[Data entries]
* begin *
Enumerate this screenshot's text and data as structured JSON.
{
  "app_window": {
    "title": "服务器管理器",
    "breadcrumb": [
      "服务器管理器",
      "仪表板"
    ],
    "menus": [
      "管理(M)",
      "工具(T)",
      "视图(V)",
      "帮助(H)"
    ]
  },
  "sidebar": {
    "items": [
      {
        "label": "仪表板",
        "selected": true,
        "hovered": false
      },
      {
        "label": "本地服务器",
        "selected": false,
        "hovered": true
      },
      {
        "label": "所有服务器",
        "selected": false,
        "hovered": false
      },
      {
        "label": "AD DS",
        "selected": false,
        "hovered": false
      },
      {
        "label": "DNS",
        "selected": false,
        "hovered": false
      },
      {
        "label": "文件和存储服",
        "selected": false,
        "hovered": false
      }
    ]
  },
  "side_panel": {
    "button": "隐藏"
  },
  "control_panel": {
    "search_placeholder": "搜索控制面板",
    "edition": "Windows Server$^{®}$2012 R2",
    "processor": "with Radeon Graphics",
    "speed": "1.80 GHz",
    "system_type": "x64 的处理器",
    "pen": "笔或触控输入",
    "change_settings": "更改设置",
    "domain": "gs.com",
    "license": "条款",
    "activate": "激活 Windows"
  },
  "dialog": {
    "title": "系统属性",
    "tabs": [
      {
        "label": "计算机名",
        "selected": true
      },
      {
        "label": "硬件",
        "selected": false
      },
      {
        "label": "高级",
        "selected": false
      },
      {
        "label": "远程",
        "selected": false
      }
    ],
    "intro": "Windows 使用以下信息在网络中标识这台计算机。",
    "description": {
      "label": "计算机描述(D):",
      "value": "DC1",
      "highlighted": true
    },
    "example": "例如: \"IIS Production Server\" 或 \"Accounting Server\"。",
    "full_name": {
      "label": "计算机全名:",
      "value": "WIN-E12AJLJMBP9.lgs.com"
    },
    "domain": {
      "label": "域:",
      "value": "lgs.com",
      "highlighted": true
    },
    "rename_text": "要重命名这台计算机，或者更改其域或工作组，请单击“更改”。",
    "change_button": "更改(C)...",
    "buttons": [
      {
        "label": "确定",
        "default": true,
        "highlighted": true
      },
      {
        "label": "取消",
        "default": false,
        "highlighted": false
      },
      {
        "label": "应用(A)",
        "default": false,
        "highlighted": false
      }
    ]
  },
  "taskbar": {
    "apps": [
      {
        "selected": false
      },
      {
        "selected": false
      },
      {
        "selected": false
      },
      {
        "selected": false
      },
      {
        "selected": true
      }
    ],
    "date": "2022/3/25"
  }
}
* end *
### Written instruction
Repeat the records above exactly as they appear.

### Result below
Enumerate this screenshot's text and data as structured JSON.
{
  "app_window": {
    "title": "服务器管理器",
    "breadcrumb": [
      "服务器管理器",
      "仪表板"
    ],
    "menus": [
      "管理(M)",
      "工具(T)",
      "视图(V)",
      "帮助(H)"
    ]
  },
  "sidebar": {
    "items": [
      {
        "label": "仪表板",
        "selected": true,
        "hovered": false
      },
      {
        "label": "本地服务器",
        "selected": false,
        "hovered": true
      },
      {
        "label": "所有服务器",
        "selected": false,
        "hovered": false
      },
      {
        "label": "AD DS",
        "selected": false,
        "hovered": false
      },
      {
        "label": "DNS",
        "selected": false,
        "hovered": false
      },
      {
        "label": "文件和存储服",
        "selected": false,
        "hovered": false
      }
    ]
  },
  "side_panel": {
    "button": "隐藏"
  },
  "control_panel": {
    "search_placeholder": "搜索控制面板",
    "edition": "Windows Server$^{®}$2012 R2",
    "processor": "with Radeon Graphics",
    "speed": "1.80 GHz",
    "system_type": "x64 的处理器",
    "pen": "笔或触控输入",
    "change_settings": "更改设置",
    "domain": "gs.com",
    "license": "条款",
    "activate": "激活 Windows"
  },
  "dialog": {
    "title": "系统属性",
    "tabs": [
      {
        "label": "计算机名",
        "selected": true
      },
      {
        "label": "硬件",
        "selected": false
      },
      {
        "label": "高级",
        "selected": false
      },
      {
        "label": "远程",
        "selected": false
      }
    ],
    "intro": "Windows 使用以下信息在网络中标识这台计算机。",
    "description": {
      "label": "计算机描述(D):",
      "value": "DC1",
      "highlighted": true
    },
    "example": "例如: \"IIS Production Server\" 或 \"Accounting Server\"。",
    "full_name": {
      "label": "计算机全名:",
      "value": "WIN-E12AJLJMBP9.lgs.com"
    },
    "domain": {
      "label": "域:",
      "value": "lgs.com",
      "highlighted": true
    },
    "rename_text": "要重命名这台计算机，或者更改其域或工作组，请单击“更改”。",
    "change_button": "更改(C)...",
    "buttons": [
      {
        "label": "确定",
        "default": true,
        "highlighted": true
      },
      {
        "label": "取消",
        "default": false,
        "highlighted": false
      },
      {
        "label": "应用(A)",
        "default": false,
        "highlighted": false
      }
    ]
  },
  "taskbar": {
    "apps": [
      {
        "selected": false
      },
      {
        "selected": false
      },
      {
        "selected": false
      },
      {
        "selected": false
      },
      {
        "selected": true
      }
    ],
    "date": "2022/3/25"
  }
}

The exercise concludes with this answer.